Exercise description:
Restate the full set of records exactly, word for word.

= = =

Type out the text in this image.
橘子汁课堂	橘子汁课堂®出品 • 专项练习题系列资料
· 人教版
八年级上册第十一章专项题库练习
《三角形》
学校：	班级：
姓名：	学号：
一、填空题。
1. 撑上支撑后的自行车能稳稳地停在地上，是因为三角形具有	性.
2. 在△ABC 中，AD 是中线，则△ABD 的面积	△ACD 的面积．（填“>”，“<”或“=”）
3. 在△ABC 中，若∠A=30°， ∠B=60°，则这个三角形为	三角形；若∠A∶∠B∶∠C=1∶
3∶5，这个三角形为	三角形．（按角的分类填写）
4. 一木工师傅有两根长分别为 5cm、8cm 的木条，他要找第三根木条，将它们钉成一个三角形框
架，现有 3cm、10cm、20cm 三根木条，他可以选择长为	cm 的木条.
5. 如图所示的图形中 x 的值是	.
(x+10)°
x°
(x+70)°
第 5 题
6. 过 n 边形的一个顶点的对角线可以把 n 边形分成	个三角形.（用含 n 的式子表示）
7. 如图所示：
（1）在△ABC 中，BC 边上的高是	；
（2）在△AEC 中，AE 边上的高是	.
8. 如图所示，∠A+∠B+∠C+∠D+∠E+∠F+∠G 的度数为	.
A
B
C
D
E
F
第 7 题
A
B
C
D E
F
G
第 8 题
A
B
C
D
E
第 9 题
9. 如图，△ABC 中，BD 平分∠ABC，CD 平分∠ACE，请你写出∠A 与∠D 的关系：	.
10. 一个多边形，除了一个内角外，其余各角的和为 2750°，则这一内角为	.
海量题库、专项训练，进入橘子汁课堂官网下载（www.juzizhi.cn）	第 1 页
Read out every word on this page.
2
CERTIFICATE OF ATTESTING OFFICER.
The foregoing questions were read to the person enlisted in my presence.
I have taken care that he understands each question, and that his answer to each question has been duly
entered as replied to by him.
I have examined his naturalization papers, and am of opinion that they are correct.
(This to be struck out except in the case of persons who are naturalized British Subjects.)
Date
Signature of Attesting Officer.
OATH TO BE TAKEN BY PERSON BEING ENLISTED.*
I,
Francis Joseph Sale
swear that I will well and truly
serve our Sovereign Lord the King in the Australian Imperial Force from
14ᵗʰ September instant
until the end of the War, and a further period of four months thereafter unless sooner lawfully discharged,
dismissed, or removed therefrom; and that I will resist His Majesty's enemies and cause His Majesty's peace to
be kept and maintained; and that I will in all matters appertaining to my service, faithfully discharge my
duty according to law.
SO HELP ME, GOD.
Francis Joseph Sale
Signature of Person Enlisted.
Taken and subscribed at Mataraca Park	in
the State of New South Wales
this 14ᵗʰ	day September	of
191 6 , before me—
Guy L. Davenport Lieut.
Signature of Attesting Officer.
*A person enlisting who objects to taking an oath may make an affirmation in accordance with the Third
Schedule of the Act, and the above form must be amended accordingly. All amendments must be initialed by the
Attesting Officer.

= = =

Output for this exercise:
Type out the text in this image.
橘子汁课堂	橘子汁课堂®出品 • 专项练习题系列资料
· 人教版
八年级上册第十一章专项题库练习
《三角形》
学校：	班级：
姓名：	学号：
一、填空题。
1. 撑上支撑后的自行车能稳稳地停在地上，是因为三角形具有	性.
2. 在△ABC 中，AD 是中线，则△ABD 的面积	△ACD 的面积．（填“>”，“<”或“=”）
3. 在△ABC 中，若∠A=30°， ∠B=60°，则这个三角形为	三角形；若∠A∶∠B∶∠C=1∶
3∶5，这个三角形为	三角形．（按角的分类填写）
4. 一木工师傅有两根长分别为 5cm、8cm 的木条，他要找第三根木条，将它们钉成一个三角形框
架，现有 3cm、10cm、20cm 三根木条，他可以选择长为	cm 的木条.
5. 如图所示的图形中 x 的值是	.
(x+10)°
x°
(x+70)°
第 5 题
6. 过 n 边形的一个顶点的对角线可以把 n 边形分成	个三角形.（用含 n 的式子表示）
7. 如图所示：
（1）在△ABC 中，BC 边上的高是	；
（2）在△AEC 中，AE 边上的高是	.
8. 如图所示，∠A+∠B+∠C+∠D+∠E+∠F+∠G 的度数为	.
A
B
C
D
E
F
第 7 题
A
B
C
D E
F
G
第 8 题
A
B
C
D
E
第 9 题
9. 如图，△ABC 中，BD 平分∠ABC，CD 平分∠ACE，请你写出∠A 与∠D 的关系：	.
10. 一个多边形，除了一个内角外，其余各角的和为 2750°，则这一内角为	.
海量题库、专项训练，进入橘子汁课堂官网下载（www.juzizhi.cn）	第 1 页
Read out every word on this page.
2
CERTIFICATE OF ATTESTING OFFICER.
The foregoing questions were read to the person enlisted in my presence.
I have taken care that he understands each question, and that his answer to each question has been duly
entered as replied to by him.
I have examined his naturalization papers, and am of opinion that they are correct.
(This to be struck out except in the case of persons who are naturalized British Subjects.)
Date
Signature of Attesting Officer.
OATH TO BE TAKEN BY PERSON BEING ENLISTED.*
I,
Francis Joseph Sale
swear that I will well and truly
serve our Sovereign Lord the King in the Australian Imperial Force from
14ᵗʰ September instant
until the end of the War, and a further period of four months thereafter unless sooner lawfully discharged,
dismissed, or removed therefrom; and that I will resist His Majesty's enemies and cause His Majesty's peace to
be kept and maintained; and that I will in all matters appertaining to my service, faithfully discharge my
duty according to law.
SO HELP ME, GOD.
Francis Joseph Sale
Signature of Person Enlisted.
Taken and subscribed at Mataraca Park	in
the State of New South Wales
this 14ᵗʰ	day September	of
191 6 , before me—
Guy L. Davenport Lieut.
Signature of Attesting Officer.
*A person enlisting who objects to taking an oath may make an affirmation in accordance with the Third
Schedule of the Act, and the above form must be amended accordingly. All amendments must be initialed by the
Attesting Officer.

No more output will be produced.